RECORD EXCERPTS:

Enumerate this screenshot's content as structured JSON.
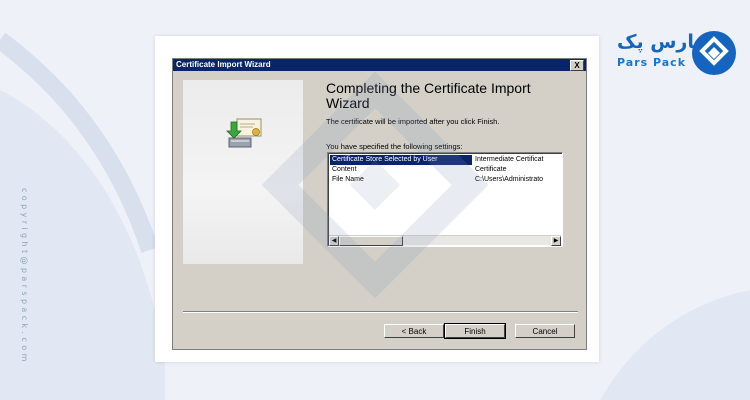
{
  "branding": {
    "logo_fa": "پارس پک",
    "logo_en": "Pars Pack",
    "copyright": "copyright@parspack.com"
  },
  "dialog": {
    "title": "Certificate Import Wizard",
    "close_label": "X",
    "heading": "Completing the Certificate Import Wizard",
    "description": "The certificate will be imported after you click Finish.",
    "settings_label": "You have specified the following settings:",
    "settings": [
      {
        "name": "Certificate Store Selected by User",
        "value": "Intermediate Certificat"
      },
      {
        "name": "Content",
        "value": "Certificate"
      },
      {
        "name": "File Name",
        "value": "C:\\Users\\Administrato"
      }
    ],
    "buttons": {
      "back": "< Back",
      "finish": "Finish",
      "cancel": "Cancel"
    }
  },
  "colors": {
    "titlebar": "#0a246a",
    "dialog_bg": "#d4d0c8",
    "brand_blue": "#1565c0"
  }
}
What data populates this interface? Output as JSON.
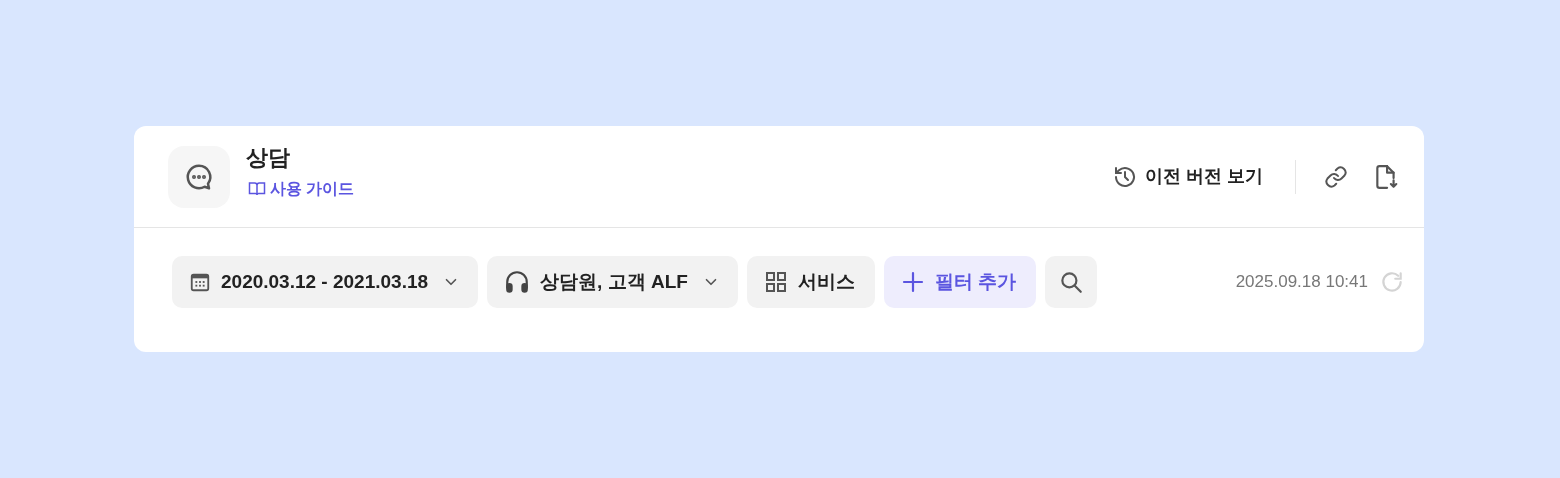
{
  "header": {
    "title": "상담",
    "guide_link": "사용 가이드",
    "history_button": "이전 버전 보기"
  },
  "filters": [
    {
      "kind": "dropdown",
      "label": "2020.03.12 - 2021.03.18"
    },
    {
      "kind": "dropdown",
      "label": "상담원, 고객 ALF"
    },
    {
      "kind": "plain",
      "label": "서비스"
    },
    {
      "kind": "add",
      "label": "필터 추가"
    }
  ],
  "updated_at": "2025.09.18 10:41"
}
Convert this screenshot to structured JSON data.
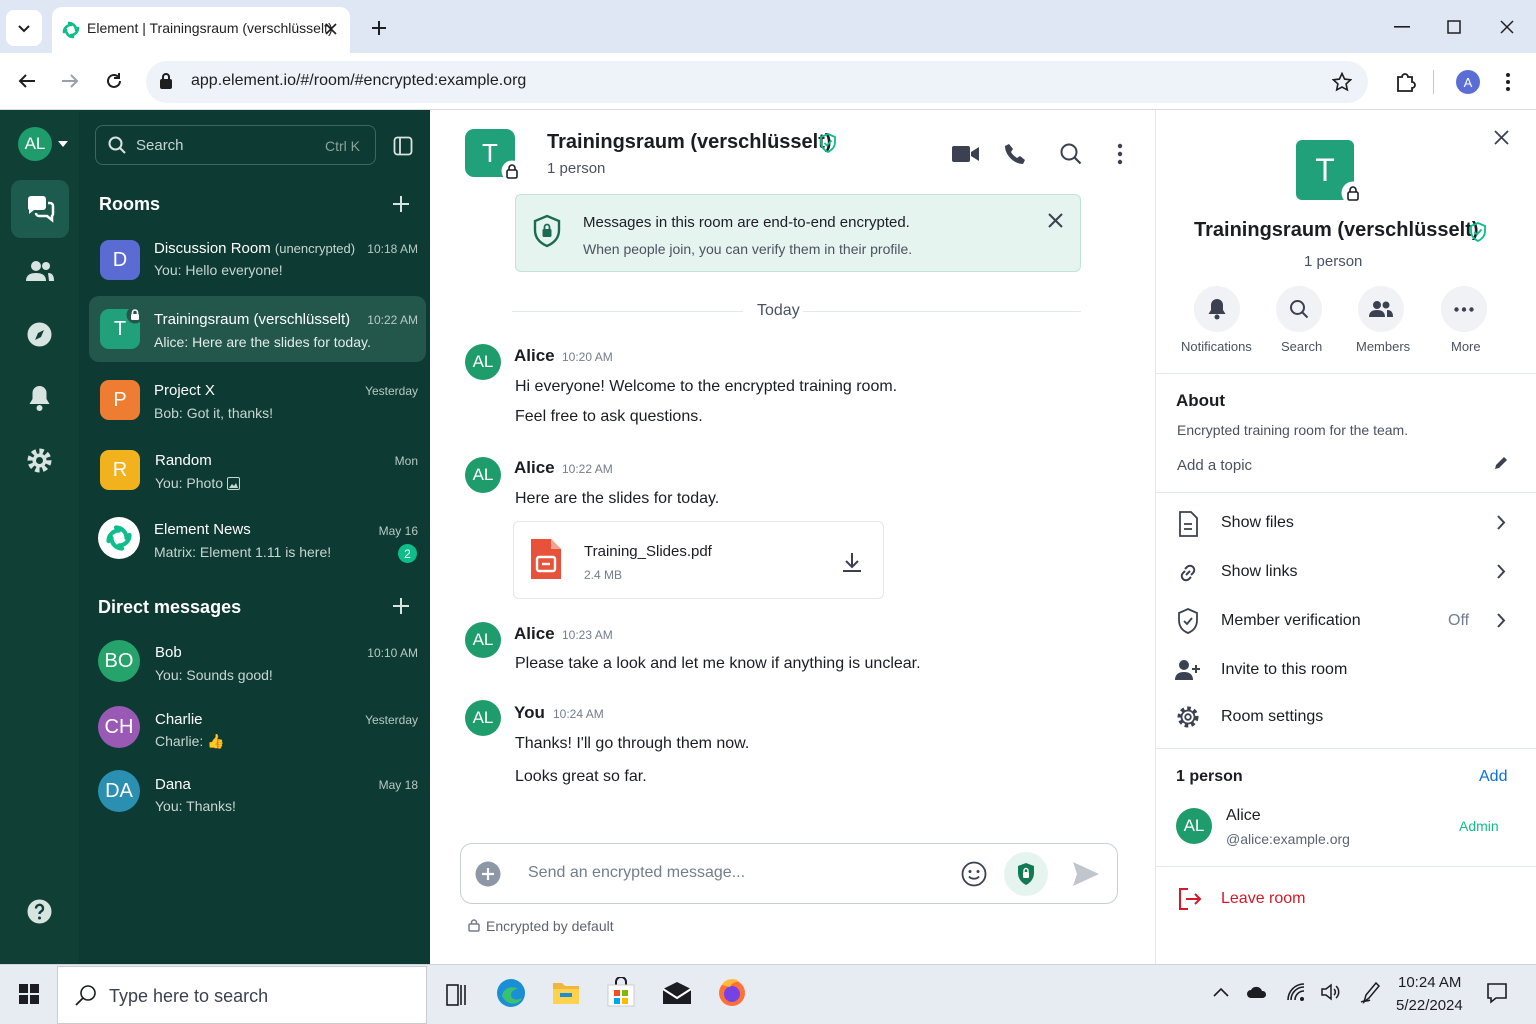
{
  "browser": {
    "tab_title": "Element | Trainingsraum (verschlüsselt)",
    "url": "app.element.io/#/room/#encrypted:example.org",
    "profile_initial": "A"
  },
  "colors": {
    "accent": "#0dbd8b",
    "sidebar": "#0d3a32",
    "rail": "#103f36",
    "danger": "#d51928",
    "link": "#0a6fd8"
  },
  "rail": {
    "user_initials": "AL"
  },
  "search": {
    "placeholder": "Search",
    "shortcut": "Ctrl K"
  },
  "rooms": {
    "heading": "Rooms",
    "items": [
      {
        "initial": "D",
        "name": "Discussion Room",
        "tag": "(unencrypted)",
        "time": "10:18 AM",
        "preview": "You: Hello everyone!",
        "color": "#5b6bd4"
      },
      {
        "initial": "T",
        "name": "Trainingsraum",
        "tag": "(verschlüsselt)",
        "time": "10:22 AM",
        "preview": "Alice: Here are the slides for today.",
        "color": "#20a17a"
      },
      {
        "initial": "P",
        "name": "Project X",
        "tag": "",
        "time": "Yesterday",
        "preview": "Bob: Got it, thanks!",
        "color": "#ef7d31"
      },
      {
        "initial": "R",
        "name": "Random",
        "tag": "",
        "time": "Mon",
        "preview": "You: Photo",
        "color": "#f2b21d"
      },
      {
        "initial": "",
        "name": "Element News",
        "tag": "",
        "time": "May 16",
        "preview": "Matrix: Element 1.11 is here!",
        "badge": "2",
        "color": "#ffffff"
      }
    ]
  },
  "dms": {
    "heading": "Direct messages",
    "items": [
      {
        "initial": "BO",
        "name": "Bob",
        "time": "10:10 AM",
        "preview": "You: Sounds good!",
        "color": "#25a36b"
      },
      {
        "initial": "CH",
        "name": "Charlie",
        "time": "Yesterday",
        "preview": "Charlie: 👍",
        "color": "#9b59b6"
      },
      {
        "initial": "DA",
        "name": "Dana",
        "time": "May 18",
        "preview": "You: Thanks!",
        "color": "#2a8fb0"
      }
    ]
  },
  "room": {
    "initial": "T",
    "name": "Trainingsraum (verschlüsselt)",
    "members": "1 person"
  },
  "banner": {
    "title": "Messages in this room are end-to-end encrypted.",
    "body": "When people join, you can verify them in their profile."
  },
  "timeline": {
    "date_separator": "Today",
    "messages": [
      {
        "avatar": "AL",
        "sender": "Alice",
        "time": "10:20 AM",
        "lines": [
          "Hi everyone! Welcome to the encrypted training room.",
          "Feel free to ask questions."
        ]
      },
      {
        "avatar": "AL",
        "sender": "Alice",
        "time": "10:22 AM",
        "lines": [
          "Here are the slides for today."
        ]
      },
      {
        "avatar": "AL",
        "sender": "Alice",
        "time": "10:23 AM",
        "lines": [
          "Please take a look and let me know if anything is unclear."
        ]
      },
      {
        "avatar": "AL",
        "sender": "You",
        "time": "10:24 AM",
        "lines": [
          "Thanks! I'll go through them now.",
          "Looks great so far."
        ]
      }
    ],
    "file": {
      "name": "Training_Slides.pdf",
      "size": "2.4 MB"
    }
  },
  "composer": {
    "placeholder": "Send an encrypted message...",
    "footer": "Encrypted by default"
  },
  "panel": {
    "room_initial": "T",
    "room_name": "Trainingsraum (verschlüsselt)",
    "members": "1 person",
    "actions": [
      {
        "label": "Notifications",
        "icon": "bell-icon"
      },
      {
        "label": "Search",
        "icon": "search-icon"
      },
      {
        "label": "Members",
        "icon": "people-icon"
      },
      {
        "label": "More",
        "icon": "more-icon"
      }
    ],
    "about_heading": "About",
    "about_text": "Encrypted training room for the team.",
    "topic_placeholder": "Add a topic",
    "menu": [
      {
        "label": "Show files",
        "icon": "file-icon",
        "value": ""
      },
      {
        "label": "Show links",
        "icon": "link-icon",
        "value": ""
      },
      {
        "label": "Member verification",
        "icon": "shield-icon",
        "value": "Off"
      },
      {
        "label": "Invite to this room",
        "icon": "invite-icon",
        "value": ""
      },
      {
        "label": "Room settings",
        "icon": "gear-icon",
        "value": ""
      }
    ],
    "people_heading": "1 person",
    "add_label": "Add",
    "member": {
      "initials": "AL",
      "name": "Alice",
      "id": "@alice:example.org",
      "role": "Admin"
    },
    "leave_label": "Leave room"
  },
  "taskbar": {
    "search_placeholder": "Type here to search",
    "time": "10:24 AM",
    "date": "5/22/2024"
  }
}
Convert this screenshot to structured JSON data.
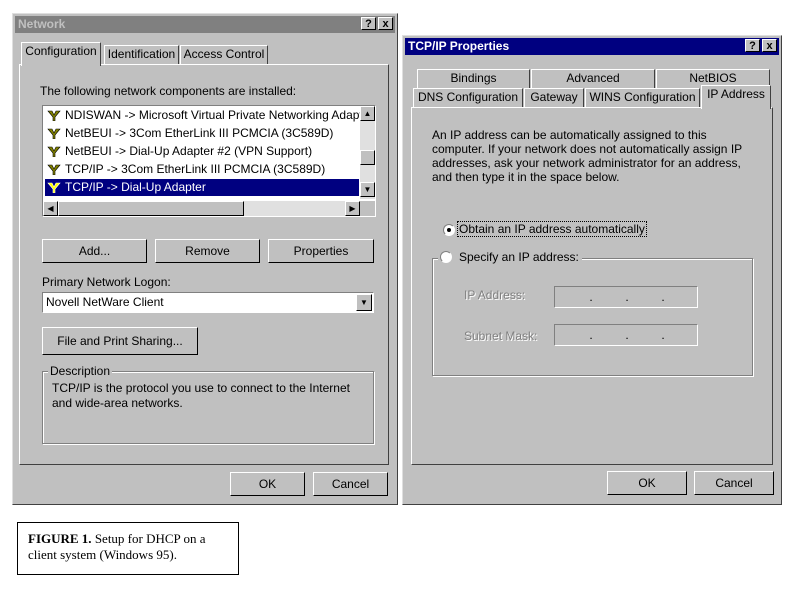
{
  "network": {
    "title": "Network",
    "tabs": [
      "Configuration",
      "Identification",
      "Access Control"
    ],
    "components_label": "The following network components are installed:",
    "components": [
      "NDISWAN -> Microsoft Virtual Private Networking Adapter",
      "NetBEUI -> 3Com EtherLink III PCMCIA (3C589D)",
      "NetBEUI -> Dial-Up Adapter #2 (VPN Support)",
      "TCP/IP -> 3Com EtherLink III PCMCIA (3C589D)",
      "TCP/IP -> Dial-Up Adapter"
    ],
    "selected_component_index": 4,
    "add_button": "Add...",
    "remove_button": "Remove",
    "properties_button": "Properties",
    "logon_label": "Primary Network Logon:",
    "logon_value": "Novell NetWare Client",
    "file_print_button": "File and Print Sharing...",
    "description_label": "Description",
    "description_text": "TCP/IP is the protocol you use to connect to the Internet and wide-area networks.",
    "ok_button": "OK",
    "cancel_button": "Cancel"
  },
  "tcpip": {
    "title": "TCP/IP Properties",
    "tabs_row1": [
      "Bindings",
      "Advanced",
      "NetBIOS"
    ],
    "tabs_row2": [
      "DNS Configuration",
      "Gateway",
      "WINS Configuration",
      "IP Address"
    ],
    "intro_text": "An IP address can be automatically assigned to this computer. If your network does not automatically assign IP addresses, ask your network administrator for an address, and then type it in the space below.",
    "obtain_label": "Obtain an IP address automatically",
    "specify_label": "Specify an IP address:",
    "ip_address_label": "IP Address:",
    "subnet_mask_label": "Subnet Mask:",
    "ok_button": "OK",
    "cancel_button": "Cancel",
    "selected_option": "obtain"
  },
  "caption": {
    "label": "FIGURE 1.",
    "text": "Setup for DHCP on a client system (Windows 95)."
  },
  "icons": {
    "help": "?",
    "close": "x",
    "component": "network-component-icon"
  }
}
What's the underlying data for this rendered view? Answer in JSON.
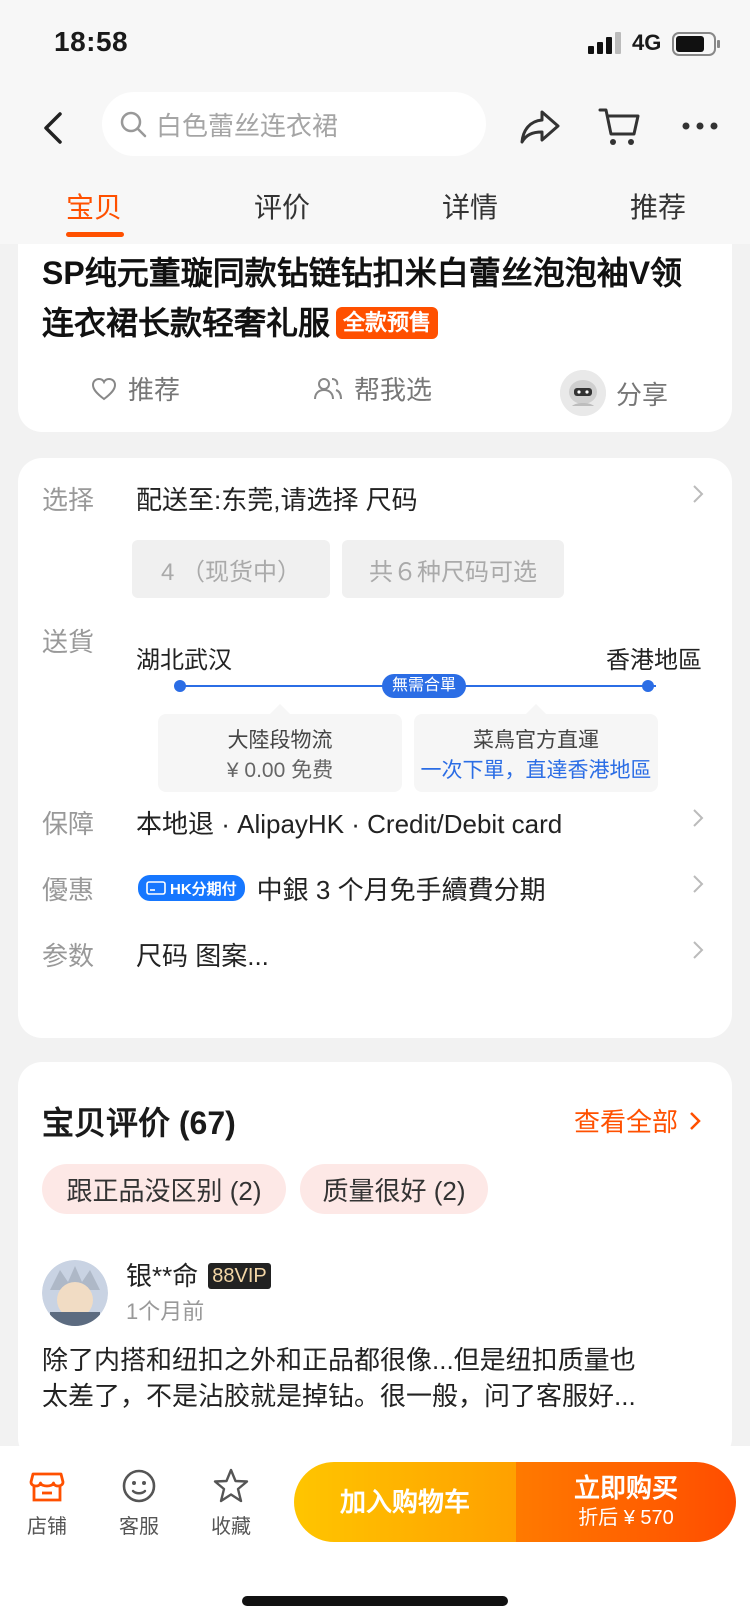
{
  "status_bar": {
    "time": "18:58",
    "network": "4G"
  },
  "search": {
    "placeholder": "白色蕾丝连衣裙"
  },
  "tabs": [
    {
      "label": "宝贝"
    },
    {
      "label": "评价"
    },
    {
      "label": "详情"
    },
    {
      "label": "推荐"
    }
  ],
  "product": {
    "title": "SP纯元董璇同款钻链钻扣米白蕾丝泡泡袖V领连衣裙长款轻奢礼服",
    "presale_badge": "全款预售",
    "actions": {
      "recommend": "推荐",
      "help_choose": "帮我选",
      "share": "分享"
    }
  },
  "options": {
    "select_label": "选择",
    "select_value": "配送至:东莞,请选择 尺码",
    "size_chip_1": "4 （现货中）",
    "size_chip_2": "共６种尺码可选",
    "shipping_label": "送貨",
    "route_from": "湖北武汉",
    "route_to": "香港地區",
    "route_badge": "無需合單",
    "ship_box_1_line1": "大陸段物流",
    "ship_box_1_line2": "¥ 0.00 免费",
    "ship_box_2_line1": "菜鳥官方直運",
    "ship_box_2_line2": "一次下單，直達香港地區",
    "guarantee_label": "保障",
    "guarantee_value": "本地退 · AlipayHK · Credit/Debit card",
    "discount_label": "優惠",
    "discount_badge": "HK分期付",
    "discount_value": "中銀 3 个月免手續費分期",
    "params_label": "参数",
    "params_value": "尺码 图案..."
  },
  "reviews": {
    "title": "宝贝评价 (67)",
    "view_all": "查看全部",
    "tags": [
      "跟正品没区别 (2)",
      "质量很好 (2)"
    ],
    "items": [
      {
        "name": "银**命",
        "vip": "88VIP",
        "time": "1个月前",
        "text_line1": "除了内搭和纽扣之外和正品都很像...但是纽扣质量也",
        "text_line2": "太差了，不是沾胶就是掉钻。很一般，问了客服好..."
      }
    ]
  },
  "bottom_bar": {
    "store": "店铺",
    "service": "客服",
    "favorite": "收藏",
    "add_to_cart": "加入购物车",
    "buy_now": "立即购买",
    "buy_price": "折后 ¥ 570"
  },
  "colors": {
    "accent": "#ff5000",
    "blue": "#2b6de5"
  }
}
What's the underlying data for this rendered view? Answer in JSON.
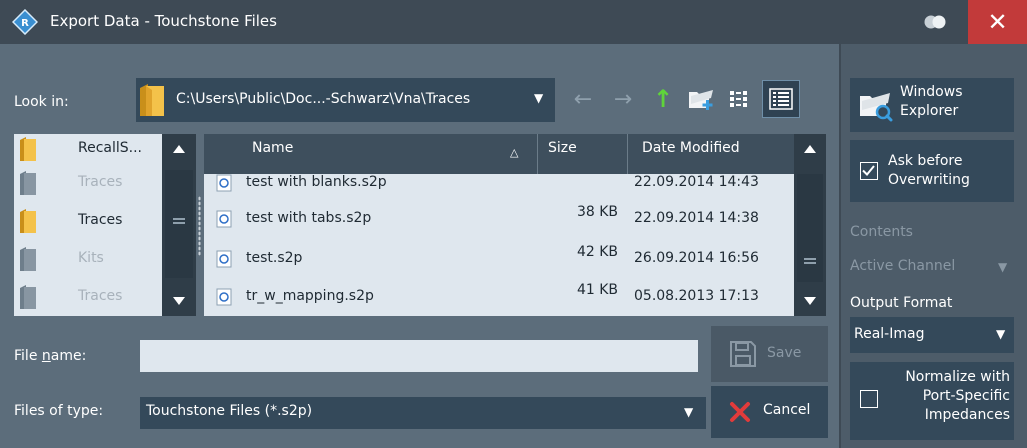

GIVEN PROBLEM: Collect the complete line wherever the string "Properties" appears in the records.

CORRECT RESPONSE:
    "properties_button": "Properties",
    "title": "TCP/IP Properties",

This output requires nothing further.